→ **Written instruction A**
In the text on FHA appraisals, write out the passage from "One of the most" to "to the lender." word for word.

→ **Extracted text**
------------
One of the most common questions I receive wearing both the appraiser and broker hats in real estate is: will this house pass the appraisal for FHA lending?
To provide some context the FHA (Federal Housing Administration) loan is offered by FHA approved lenders and are insured by FHA. This minimizes the risk for the lender. In order to offer this insurance FHA has an entire handbook (Handbook 4000.1) of guidelines that must be met with standards for the borrower(s) and the property being purchased. In order to minimize risk FHA's standards are set to ensure that the properties FHA is insuring meet certain safety and condition elements.
The role of the appraiser is to be the eyes, analyze and report defective conditions and provide photo documentation of the interior and exterior condition of the property to the lender.
Key takeaway that is hard to understand. The borrower pays up front for the appraisal in most cases. Yet, the client on the appraisal is the lender and by the Uniform Standards of Professional Appraisal Practice and its confidentiality rule: the only communication the appraiser can have is with the client on the report. If that information seems difficult to grasp, it is for most folks who pay for a service. In this case it does work in the favor of the consumer. It ensures that the appraisal will a non-partisan opinion of value and the results will be confidential. Both of which benefit the consumer.
FHA has minimum property requirements and standards that the property must meet in order to be eligible for an FHA insured loan.
------------
Dataset records:

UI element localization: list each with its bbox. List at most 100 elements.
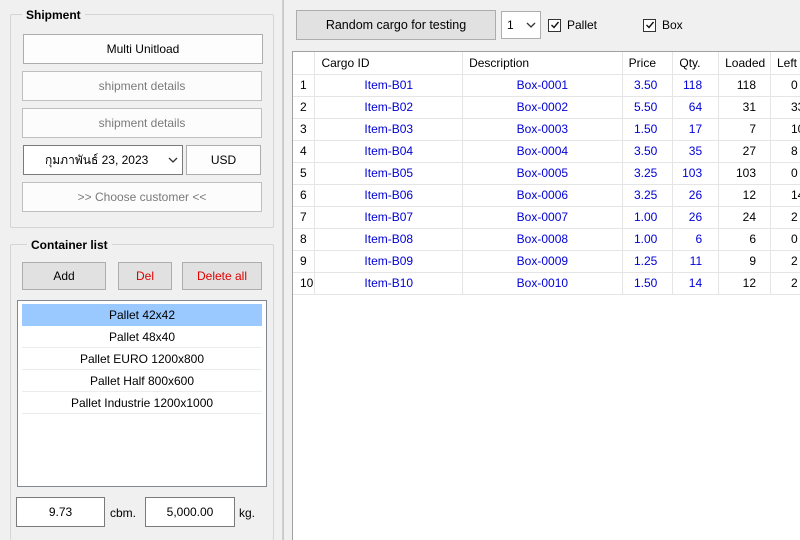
loaded-cell[interactable]: 7 xyxy=(718,118,771,141)
container-listbox[interactable]: Pallet 42x42 Pallet 48x40 Pallet EURO 12… xyxy=(17,300,267,487)
row-index[interactable]: 9 xyxy=(293,250,316,273)
price-cell[interactable]: 1.00 xyxy=(622,228,674,251)
volume-field[interactable]: 9.73 xyxy=(16,497,105,527)
price-cell[interactable]: 3.50 xyxy=(622,140,674,163)
row-index[interactable]: 2 xyxy=(293,96,316,119)
table-row[interactable]: 1 Item-B01 Box-0001 3.50 118 118 0 xyxy=(293,74,800,97)
table-row[interactable]: 7 Item-B07 Box-0007 1.00 26 24 2 xyxy=(293,206,800,229)
price-cell[interactable]: 3.25 xyxy=(622,184,674,207)
loaded-cell[interactable]: 118 xyxy=(718,74,771,97)
container-list-item[interactable]: Pallet Industrie 1200x1000 xyxy=(22,392,262,414)
left-cell[interactable]: 0 xyxy=(770,162,800,185)
description-cell[interactable]: Box-0007 xyxy=(462,206,623,229)
left-cell[interactable]: 0 xyxy=(770,228,800,251)
weight-field[interactable]: 5,000.00 xyxy=(145,497,235,527)
qty-cell[interactable]: 103 xyxy=(672,162,720,185)
container-list-item[interactable]: Pallet 42x42 xyxy=(22,304,262,326)
cargo-id-cell[interactable]: Item-B08 xyxy=(314,228,464,251)
shipment-details-button-2[interactable]: shipment details xyxy=(22,108,262,138)
chevron-down-icon[interactable] xyxy=(522,12,540,38)
qty-cell[interactable]: 26 xyxy=(672,206,720,229)
cargo-id-cell[interactable]: Item-B07 xyxy=(314,206,464,229)
loaded-cell[interactable]: 9 xyxy=(718,250,771,273)
cargo-id-cell[interactable]: Item-B06 xyxy=(314,184,464,207)
cargo-id-cell[interactable]: Item-B09 xyxy=(314,250,464,273)
loaded-cell[interactable]: 6 xyxy=(718,228,771,251)
cargo-id-cell[interactable]: Item-B05 xyxy=(314,162,464,185)
qty-cell[interactable]: 17 xyxy=(672,118,720,141)
left-cell[interactable]: 14 xyxy=(770,184,800,207)
description-cell[interactable]: Box-0001 xyxy=(462,74,623,97)
shipment-details-button-1[interactable]: shipment details xyxy=(22,71,262,101)
table-row[interactable]: 3Item-B03Box-00031.5017710 xyxy=(293,118,800,141)
column-header-cargo-id[interactable]: Cargo ID xyxy=(314,52,464,75)
left-cell[interactable]: 33 xyxy=(770,96,800,119)
column-header-description[interactable]: Description xyxy=(462,52,623,75)
cargo-grid[interactable]: Cargo ID Description Price Qty. Loaded L… xyxy=(292,51,800,540)
left-cell[interactable]: 0 xyxy=(770,74,800,97)
chevron-down-icon[interactable] xyxy=(164,146,182,174)
checkbox-box[interactable] xyxy=(548,18,561,32)
price-cell[interactable]: 1.50 xyxy=(622,272,674,295)
table-row[interactable]: 9 Item-B09 Box-0009 1.25 11 9 2 xyxy=(293,250,800,273)
table-row[interactable]: 8 Item-B08 Box-0008 1.00 6 6 0 xyxy=(293,228,800,251)
qty-cell[interactable]: 26 xyxy=(672,184,720,207)
table-row[interactable]: 10 Item-B10 Box-0010 1.50 14 12 2 xyxy=(293,272,800,295)
description-cell[interactable]: Box-0005 xyxy=(462,162,623,185)
column-header-price[interactable]: Price xyxy=(622,52,674,75)
loaded-cell[interactable]: 103 xyxy=(718,162,771,185)
column-header-left[interactable]: Left xyxy=(770,52,800,75)
loaded-cell[interactable]: 24 xyxy=(718,206,771,229)
row-index[interactable]: 1 xyxy=(293,74,316,97)
qty-cell[interactable]: 35 xyxy=(672,140,720,163)
cargo-id-cell[interactable]: Item-B03 xyxy=(314,118,464,141)
cargo-id-cell[interactable]: Item-B01 xyxy=(314,74,464,97)
cargo-id-cell[interactable]: Item-B04 xyxy=(314,140,464,163)
left-cell[interactable]: 10 xyxy=(770,118,800,141)
splitter[interactable] xyxy=(283,0,284,540)
description-cell[interactable]: Box-0006 xyxy=(462,184,623,207)
qty-cell[interactable]: 14 xyxy=(672,272,720,295)
cargo-id-cell[interactable]: Item-B02 xyxy=(314,96,464,119)
left-cell[interactable]: 8 xyxy=(770,140,800,163)
table-row[interactable]: 5 Item-B05 Box-0005 3.25 103 103 0 xyxy=(293,162,800,185)
pallet-checkbox[interactable]: Pallet xyxy=(548,18,597,32)
row-index[interactable]: 4 xyxy=(293,140,316,163)
left-cell[interactable]: 2 xyxy=(770,272,800,295)
row-index[interactable]: 6 xyxy=(293,184,316,207)
loaded-cell[interactable]: 12 xyxy=(718,272,771,295)
row-index[interactable]: 8 xyxy=(293,228,316,251)
price-cell[interactable]: 3.50 xyxy=(622,74,674,97)
price-cell[interactable]: 5.50 xyxy=(622,96,674,119)
currency-button[interactable]: USD xyxy=(186,145,261,175)
cargo-id-cell[interactable]: Item-B10 xyxy=(314,272,464,295)
table-row[interactable]: 4 Item-B04 Box-0004 3.50 35 27 8 xyxy=(293,140,800,163)
container-list-item[interactable]: Pallet 48x40 xyxy=(22,326,262,348)
checkbox-box[interactable] xyxy=(643,18,656,32)
count-select[interactable]: 1 xyxy=(501,11,541,39)
qty-cell[interactable]: 11 xyxy=(672,250,720,273)
column-header-qty[interactable]: Qty. xyxy=(672,52,720,75)
row-index[interactable]: 5 xyxy=(293,162,316,185)
table-row[interactable]: 2Item-B02Box-00025.50643133 xyxy=(293,96,800,119)
row-index[interactable]: 7 xyxy=(293,206,316,229)
description-cell[interactable]: Box-0008 xyxy=(462,228,623,251)
description-cell[interactable]: Box-0002 xyxy=(462,96,623,119)
qty-cell[interactable]: 118 xyxy=(672,74,720,97)
loaded-cell[interactable]: 12 xyxy=(718,184,771,207)
container-list-item[interactable]: Pallet Half 800x600 xyxy=(22,370,262,392)
description-cell[interactable]: Box-0004 xyxy=(462,140,623,163)
qty-cell[interactable]: 64 xyxy=(672,96,720,119)
description-cell[interactable]: Box-0009 xyxy=(462,250,623,273)
description-cell[interactable]: Box-0003 xyxy=(462,118,623,141)
choose-customer-button[interactable]: >> Choose customer << xyxy=(22,182,262,212)
delete-all-button[interactable]: Delete all xyxy=(182,262,262,290)
date-picker[interactable]: กุมภาพันธ์ 23, 2023 xyxy=(23,145,183,175)
row-index[interactable]: 10 xyxy=(293,272,316,295)
price-cell[interactable]: 1.25 xyxy=(622,250,674,273)
loaded-cell[interactable]: 31 xyxy=(718,96,771,119)
qty-cell[interactable]: 6 xyxy=(672,228,720,251)
del-button[interactable]: Del xyxy=(118,262,172,290)
box-checkbox[interactable]: Box xyxy=(643,18,683,32)
add-button[interactable]: Add xyxy=(22,262,106,290)
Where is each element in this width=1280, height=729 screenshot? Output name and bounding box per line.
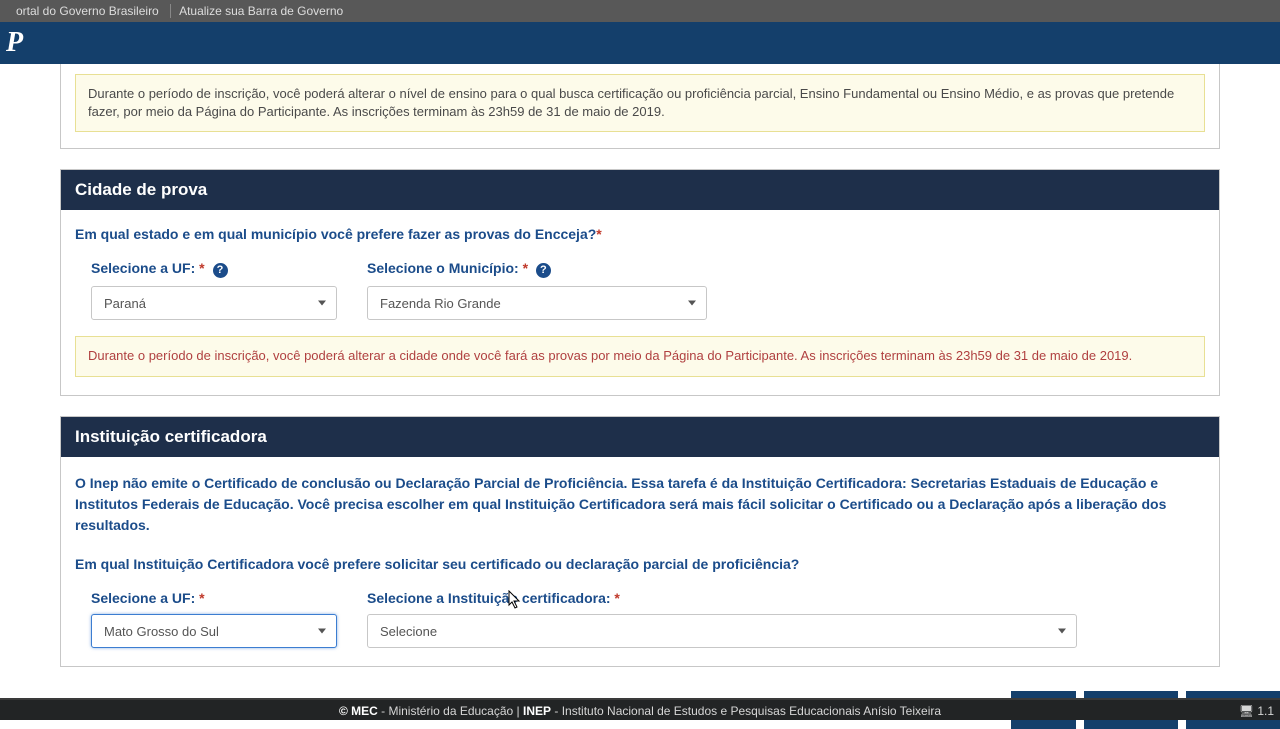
footer-inep: INEP [523,704,551,718]
version-text: 1.1 [1257,704,1274,718]
required-icon: * [596,226,601,242]
cidade-mun-label: Selecione o Município: * ? [367,260,707,278]
footer-inep-full: - Instituto Nacional de Estudos e Pesqui… [554,704,941,718]
cidade-prompt: Em qual estado e em qual município você … [75,226,1205,242]
chevron-down-icon [1058,628,1066,633]
bottombar: © MEC - Ministério da Educação | INEP - … [0,698,1280,720]
inst-desc: O Inep não emite o Certificado de conclu… [75,473,1205,536]
chevron-down-icon [318,628,326,633]
gov-bar: ortal do Governo Brasileiro Atualize sua… [0,0,1280,22]
top-alert: Durante o período de inscrição, você pod… [75,74,1205,132]
cidade-prompt-text: Em qual estado e em qual município você … [75,226,596,242]
cidade-mun-label-text: Selecione o Município: [367,260,519,276]
cidade-note-text: Durante o período de inscrição, você pod… [88,348,1132,363]
required-icon: * [199,590,204,606]
footer-mec: © MEC [339,704,378,718]
required-icon: * [523,260,528,276]
inst-uf-label: Selecione a UF: * [91,590,337,606]
inst-prompt: Em qual Instituição Certificadora você p… [75,556,1205,572]
cidade-note: Durante o período de inscrição, você pod… [75,336,1205,376]
cidade-uf-label-text: Selecione a UF: [91,260,195,276]
cidade-header: Cidade de prova [61,170,1219,210]
cidade-mun-value: Fazenda Rio Grande [380,296,501,311]
top-alert-line1: Durante o período de inscrição, você pod… [88,86,1119,101]
inst-cert-value: Selecione [380,624,437,639]
inst-uf-label-text: Selecione a UF: [91,590,195,606]
gov-update-link[interactable]: Atualize sua Barra de Governo [170,4,351,18]
inst-cert-label: Selecione a Instituição certificadora: * [367,590,1077,606]
inst-cert-label-text: Selecione a Instituição certificadora: [367,590,611,606]
required-icon: * [199,260,204,276]
help-icon[interactable]: ? [536,263,551,278]
inst-uf-value: Mato Grosso do Sul [104,624,219,639]
inst-panel: Instituição certificadora O Inep não emi… [60,416,1220,667]
chevron-down-icon [318,301,326,306]
top-alert-card: Durante o período de inscrição, você pod… [60,64,1220,149]
cidade-uf-value: Paraná [104,296,146,311]
footer-mec-full: - Ministério da Educação | [381,704,520,718]
cidade-uf-select[interactable]: Paraná [91,286,337,320]
cidade-panel: Cidade de prova Em qual estado e em qual… [60,169,1220,395]
version: 🖥 1.1 [1239,700,1274,722]
inst-uf-select[interactable]: Mato Grosso do Sul [91,614,337,648]
required-icon: * [614,590,619,606]
topbar: P [0,22,1280,64]
help-icon[interactable]: ? [213,263,228,278]
inst-header: Instituição certificadora [61,417,1219,457]
cidade-mun-select[interactable]: Fazenda Rio Grande [367,286,707,320]
gov-portal-link[interactable]: ortal do Governo Brasileiro [8,4,167,18]
chevron-down-icon [688,301,696,306]
logo: P [6,27,23,59]
cidade-uf-label: Selecione a UF: * ? [91,260,337,278]
inst-cert-select[interactable]: Selecione [367,614,1077,648]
------------
→ **Written instruction B**
Give again, unchanged, the lines of the records from the line with "footer-inep: INEP [523,704,551,718]" to the line with "cidade-header: Cidade de", including both of those lines.

→ **Written response A**
One of the most common questions I receive wearing both the appraiser and broker hats in real estate is: will this house pass the appraisal for FHA lending?
To provide some context the FHA (Federal Housing Administration) loan is offered by FHA approved lenders and are insured by FHA. This minimizes the risk for the lender. In order to offer this insurance FHA has an entire handbook (Handbook 4000.1) of guidelines that must be met with standards for the borrower(s) and the property being purchased. In order to minimize risk FHA's standards are set to ensure that the properties FHA is insuring meet certain safety and condition elements.
The role of the appraiser is to be the eyes, analyze and report defective conditions and provide photo documentation of the interior and exterior condition of the property to the lender.

→ **Written response B**
footer-inep: INEP [523,704,551,718]
version-text: 1.1 [1257,704,1274,718]
required-icon: * [596,226,601,242]
cidade-mun-label: Selecione o Município: * ? [367,260,707,278]
footer-inep-full: - Instituto Nacional de Estudos e Pesqui… [554,704,941,718]
cidade-prompt: Em qual estado e em qual município você … [75,226,1205,242]
chevron-down-icon [1058,628,1066,633]
bottombar: © MEC - Ministério da Educação | INEP - … [0,698,1280,720]
inst-desc: O Inep não emite o Certificado de conclu… [75,473,1205,536]
chevron-down-icon [318,628,326,633]
gov-bar: ortal do Governo Brasileiro Atualize sua… [0,0,1280,22]
top-alert: Durante o período de inscrição, você pod… [75,74,1205,132]
cidade-prompt-text: Em qual estado e em qual município você … [75,226,596,242]
cidade-mun-label-text: Selecione o Município: [367,260,519,276]
cidade-note-text: Durante o período de inscrição, você pod… [88,348,1132,363]
required-icon: * [199,590,204,606]
footer-mec: © MEC [339,704,378,718]
required-icon: * [523,260,528,276]
inst-uf-label: Selecione a UF: * [91,590,337,606]
inst-prompt: Em qual Instituição Certificadora você p… [75,556,1205,572]
cidade-note: Durante o período de inscrição, você pod… [75,336,1205,376]
cidade-uf-label-text: Selecione a UF: [91,260,195,276]
cidade-header: Cidade de prova [61,170,1219,210]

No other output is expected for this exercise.